──────── LISTING ────────

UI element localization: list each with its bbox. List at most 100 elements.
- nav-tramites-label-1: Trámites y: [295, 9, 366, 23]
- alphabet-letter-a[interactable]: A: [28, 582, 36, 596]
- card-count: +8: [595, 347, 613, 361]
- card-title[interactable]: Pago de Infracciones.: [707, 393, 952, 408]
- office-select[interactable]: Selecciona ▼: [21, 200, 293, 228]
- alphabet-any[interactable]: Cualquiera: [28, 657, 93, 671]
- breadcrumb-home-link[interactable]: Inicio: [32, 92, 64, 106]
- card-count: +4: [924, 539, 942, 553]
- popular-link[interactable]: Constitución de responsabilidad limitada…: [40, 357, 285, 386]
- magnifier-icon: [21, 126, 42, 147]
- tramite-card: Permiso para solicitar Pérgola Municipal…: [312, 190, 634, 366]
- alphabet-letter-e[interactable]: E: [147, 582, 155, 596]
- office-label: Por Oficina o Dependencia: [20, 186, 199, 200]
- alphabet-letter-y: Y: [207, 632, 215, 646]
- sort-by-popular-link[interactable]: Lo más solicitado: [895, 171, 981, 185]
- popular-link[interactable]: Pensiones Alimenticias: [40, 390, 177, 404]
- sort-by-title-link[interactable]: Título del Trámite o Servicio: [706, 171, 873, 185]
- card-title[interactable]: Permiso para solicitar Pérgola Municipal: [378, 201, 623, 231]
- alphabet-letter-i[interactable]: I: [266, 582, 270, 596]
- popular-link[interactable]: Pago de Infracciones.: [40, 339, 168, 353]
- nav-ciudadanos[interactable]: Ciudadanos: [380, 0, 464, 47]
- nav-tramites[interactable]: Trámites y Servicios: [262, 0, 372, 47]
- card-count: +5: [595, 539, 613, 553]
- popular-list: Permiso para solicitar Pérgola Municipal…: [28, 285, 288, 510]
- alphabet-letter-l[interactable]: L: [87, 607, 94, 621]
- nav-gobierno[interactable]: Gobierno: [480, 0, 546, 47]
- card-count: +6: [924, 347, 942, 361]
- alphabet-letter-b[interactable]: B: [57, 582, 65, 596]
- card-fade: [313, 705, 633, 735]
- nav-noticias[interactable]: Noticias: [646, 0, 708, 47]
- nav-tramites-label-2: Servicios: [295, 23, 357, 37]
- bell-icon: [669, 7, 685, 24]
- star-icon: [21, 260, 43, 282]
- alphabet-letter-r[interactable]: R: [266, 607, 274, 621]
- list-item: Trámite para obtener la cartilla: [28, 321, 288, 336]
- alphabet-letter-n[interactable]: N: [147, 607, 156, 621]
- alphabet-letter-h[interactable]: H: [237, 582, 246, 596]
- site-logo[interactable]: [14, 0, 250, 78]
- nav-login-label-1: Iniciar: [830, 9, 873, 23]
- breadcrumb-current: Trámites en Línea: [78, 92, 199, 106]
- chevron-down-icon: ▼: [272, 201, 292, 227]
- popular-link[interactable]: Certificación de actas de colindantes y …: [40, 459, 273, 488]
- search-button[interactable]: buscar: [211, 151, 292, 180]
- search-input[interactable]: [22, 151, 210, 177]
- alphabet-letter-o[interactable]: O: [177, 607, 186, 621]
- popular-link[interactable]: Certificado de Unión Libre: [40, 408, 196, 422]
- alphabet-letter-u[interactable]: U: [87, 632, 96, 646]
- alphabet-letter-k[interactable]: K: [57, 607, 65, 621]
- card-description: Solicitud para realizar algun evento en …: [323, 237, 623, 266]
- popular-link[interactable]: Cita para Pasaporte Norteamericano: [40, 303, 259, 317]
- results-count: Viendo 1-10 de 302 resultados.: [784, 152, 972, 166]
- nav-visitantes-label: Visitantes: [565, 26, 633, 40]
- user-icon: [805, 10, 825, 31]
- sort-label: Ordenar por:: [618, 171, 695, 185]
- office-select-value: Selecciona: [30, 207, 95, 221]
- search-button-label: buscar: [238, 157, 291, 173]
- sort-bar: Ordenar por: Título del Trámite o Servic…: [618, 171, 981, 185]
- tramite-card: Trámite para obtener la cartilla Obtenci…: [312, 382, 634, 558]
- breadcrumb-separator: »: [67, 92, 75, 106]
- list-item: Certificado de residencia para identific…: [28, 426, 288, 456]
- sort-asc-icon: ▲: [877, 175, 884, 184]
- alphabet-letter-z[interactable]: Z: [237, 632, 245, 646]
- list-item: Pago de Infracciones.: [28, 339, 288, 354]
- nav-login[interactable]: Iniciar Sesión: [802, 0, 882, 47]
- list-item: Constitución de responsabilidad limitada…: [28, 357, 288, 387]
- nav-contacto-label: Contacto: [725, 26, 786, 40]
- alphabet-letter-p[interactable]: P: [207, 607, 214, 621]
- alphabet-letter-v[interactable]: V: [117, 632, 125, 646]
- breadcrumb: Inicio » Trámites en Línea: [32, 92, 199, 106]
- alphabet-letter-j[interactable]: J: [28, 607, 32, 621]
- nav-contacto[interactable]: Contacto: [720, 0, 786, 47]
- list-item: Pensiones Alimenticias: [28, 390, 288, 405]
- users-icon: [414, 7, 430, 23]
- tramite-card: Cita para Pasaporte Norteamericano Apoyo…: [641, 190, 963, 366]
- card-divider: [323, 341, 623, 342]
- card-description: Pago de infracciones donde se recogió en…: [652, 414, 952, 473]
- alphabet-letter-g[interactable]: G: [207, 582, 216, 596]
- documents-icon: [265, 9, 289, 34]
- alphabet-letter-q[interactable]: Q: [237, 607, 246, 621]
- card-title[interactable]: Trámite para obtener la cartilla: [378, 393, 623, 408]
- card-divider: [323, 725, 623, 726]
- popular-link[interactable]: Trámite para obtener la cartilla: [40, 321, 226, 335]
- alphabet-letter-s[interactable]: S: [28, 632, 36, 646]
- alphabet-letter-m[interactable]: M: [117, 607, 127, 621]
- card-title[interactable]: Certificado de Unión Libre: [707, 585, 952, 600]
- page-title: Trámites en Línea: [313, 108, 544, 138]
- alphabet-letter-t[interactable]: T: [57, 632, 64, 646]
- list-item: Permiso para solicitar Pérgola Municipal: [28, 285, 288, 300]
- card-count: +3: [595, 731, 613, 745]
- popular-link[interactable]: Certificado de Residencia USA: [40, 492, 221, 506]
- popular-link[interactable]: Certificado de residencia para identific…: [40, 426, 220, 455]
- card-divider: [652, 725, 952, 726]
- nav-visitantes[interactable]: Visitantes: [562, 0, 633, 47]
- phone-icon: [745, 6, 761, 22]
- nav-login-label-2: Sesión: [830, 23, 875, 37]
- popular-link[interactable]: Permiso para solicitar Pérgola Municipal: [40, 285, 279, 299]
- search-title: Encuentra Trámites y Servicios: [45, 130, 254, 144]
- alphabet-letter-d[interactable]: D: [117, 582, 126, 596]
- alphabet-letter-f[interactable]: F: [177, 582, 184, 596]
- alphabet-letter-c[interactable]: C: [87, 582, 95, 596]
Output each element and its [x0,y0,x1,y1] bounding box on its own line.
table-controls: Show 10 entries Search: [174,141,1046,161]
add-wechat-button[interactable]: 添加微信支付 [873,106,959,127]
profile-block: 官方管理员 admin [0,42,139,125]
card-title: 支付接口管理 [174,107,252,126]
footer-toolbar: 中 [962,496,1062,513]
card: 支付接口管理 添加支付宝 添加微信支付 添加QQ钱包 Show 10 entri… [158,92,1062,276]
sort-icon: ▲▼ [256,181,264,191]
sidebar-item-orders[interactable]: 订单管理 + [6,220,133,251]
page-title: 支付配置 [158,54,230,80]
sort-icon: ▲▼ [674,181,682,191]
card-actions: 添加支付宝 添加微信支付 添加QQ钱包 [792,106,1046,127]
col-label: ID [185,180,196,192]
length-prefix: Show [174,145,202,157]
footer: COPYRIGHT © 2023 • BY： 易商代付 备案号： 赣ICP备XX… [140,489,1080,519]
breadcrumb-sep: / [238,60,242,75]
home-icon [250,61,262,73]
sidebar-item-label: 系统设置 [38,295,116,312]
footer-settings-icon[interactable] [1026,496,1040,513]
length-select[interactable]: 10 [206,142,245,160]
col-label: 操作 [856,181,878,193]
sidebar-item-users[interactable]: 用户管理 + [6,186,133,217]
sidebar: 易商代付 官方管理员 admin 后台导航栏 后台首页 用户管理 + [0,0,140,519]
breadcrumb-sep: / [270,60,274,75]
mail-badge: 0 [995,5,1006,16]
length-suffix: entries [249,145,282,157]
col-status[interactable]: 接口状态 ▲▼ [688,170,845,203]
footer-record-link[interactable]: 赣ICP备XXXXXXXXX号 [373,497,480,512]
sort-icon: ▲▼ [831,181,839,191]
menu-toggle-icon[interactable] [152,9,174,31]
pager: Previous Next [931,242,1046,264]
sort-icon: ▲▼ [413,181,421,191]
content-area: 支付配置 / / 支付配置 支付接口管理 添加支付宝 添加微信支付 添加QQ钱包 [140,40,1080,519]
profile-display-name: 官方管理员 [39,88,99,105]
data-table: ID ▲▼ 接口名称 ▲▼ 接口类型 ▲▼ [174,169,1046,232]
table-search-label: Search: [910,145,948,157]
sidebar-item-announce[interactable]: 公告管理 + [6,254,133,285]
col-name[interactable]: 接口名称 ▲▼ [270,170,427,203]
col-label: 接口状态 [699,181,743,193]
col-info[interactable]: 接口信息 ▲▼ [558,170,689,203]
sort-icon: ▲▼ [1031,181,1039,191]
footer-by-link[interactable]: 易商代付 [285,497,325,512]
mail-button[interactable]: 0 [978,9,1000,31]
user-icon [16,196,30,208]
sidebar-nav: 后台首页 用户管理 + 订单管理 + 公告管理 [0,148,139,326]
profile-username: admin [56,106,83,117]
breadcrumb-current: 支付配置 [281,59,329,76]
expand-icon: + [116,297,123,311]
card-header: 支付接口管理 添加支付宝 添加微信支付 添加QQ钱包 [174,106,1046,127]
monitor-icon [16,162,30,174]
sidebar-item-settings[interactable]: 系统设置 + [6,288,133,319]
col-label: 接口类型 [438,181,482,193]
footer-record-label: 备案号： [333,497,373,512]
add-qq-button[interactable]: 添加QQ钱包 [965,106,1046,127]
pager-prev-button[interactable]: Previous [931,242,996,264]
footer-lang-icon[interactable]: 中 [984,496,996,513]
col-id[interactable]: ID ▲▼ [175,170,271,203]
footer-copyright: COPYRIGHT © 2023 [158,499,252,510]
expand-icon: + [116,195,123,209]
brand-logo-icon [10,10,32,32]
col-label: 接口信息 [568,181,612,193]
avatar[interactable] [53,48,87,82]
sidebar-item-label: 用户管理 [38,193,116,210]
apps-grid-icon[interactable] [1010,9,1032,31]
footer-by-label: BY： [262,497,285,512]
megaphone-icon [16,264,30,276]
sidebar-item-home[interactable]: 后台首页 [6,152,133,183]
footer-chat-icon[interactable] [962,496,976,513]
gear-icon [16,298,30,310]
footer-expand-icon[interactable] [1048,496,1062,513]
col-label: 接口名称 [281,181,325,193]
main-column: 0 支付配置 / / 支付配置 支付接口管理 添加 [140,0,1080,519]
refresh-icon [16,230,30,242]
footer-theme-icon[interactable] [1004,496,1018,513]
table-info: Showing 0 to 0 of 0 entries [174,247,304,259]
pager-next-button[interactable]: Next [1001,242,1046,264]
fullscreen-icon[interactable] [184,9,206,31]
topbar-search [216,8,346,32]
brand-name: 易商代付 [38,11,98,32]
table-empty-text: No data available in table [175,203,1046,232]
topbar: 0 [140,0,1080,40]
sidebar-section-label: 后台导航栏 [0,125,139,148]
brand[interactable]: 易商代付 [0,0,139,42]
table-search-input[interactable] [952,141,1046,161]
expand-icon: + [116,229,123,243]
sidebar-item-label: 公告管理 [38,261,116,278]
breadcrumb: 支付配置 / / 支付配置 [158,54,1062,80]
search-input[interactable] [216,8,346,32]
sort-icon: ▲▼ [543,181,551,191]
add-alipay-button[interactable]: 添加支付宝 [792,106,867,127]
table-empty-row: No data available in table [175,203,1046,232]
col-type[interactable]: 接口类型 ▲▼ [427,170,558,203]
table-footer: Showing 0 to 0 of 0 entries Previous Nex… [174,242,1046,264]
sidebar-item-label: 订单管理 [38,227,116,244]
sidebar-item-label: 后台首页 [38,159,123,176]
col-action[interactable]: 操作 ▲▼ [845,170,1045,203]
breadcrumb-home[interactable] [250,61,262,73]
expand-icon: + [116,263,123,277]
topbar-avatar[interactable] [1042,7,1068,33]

────────

Print everything from the start of the data down through the line containing "- popular-link[interactable]: Constitución", keeping each line identical.

# THE COMPLETED TASK:
UI element localization: list each with its bbox. List at most 100 elements.
- nav-tramites-label-1: Trámites y: [295, 9, 366, 23]
- alphabet-letter-a[interactable]: A: [28, 582, 36, 596]
- card-count: +8: [595, 347, 613, 361]
- card-title[interactable]: Pago de Infracciones.: [707, 393, 952, 408]
- office-select[interactable]: Selecciona ▼: [21, 200, 293, 228]
- alphabet-any[interactable]: Cualquiera: [28, 657, 93, 671]
- breadcrumb-home-link[interactable]: Inicio: [32, 92, 64, 106]
- card-count: +4: [924, 539, 942, 553]
- popular-link[interactable]: Constitución de responsabilidad limitada…: [40, 357, 285, 386]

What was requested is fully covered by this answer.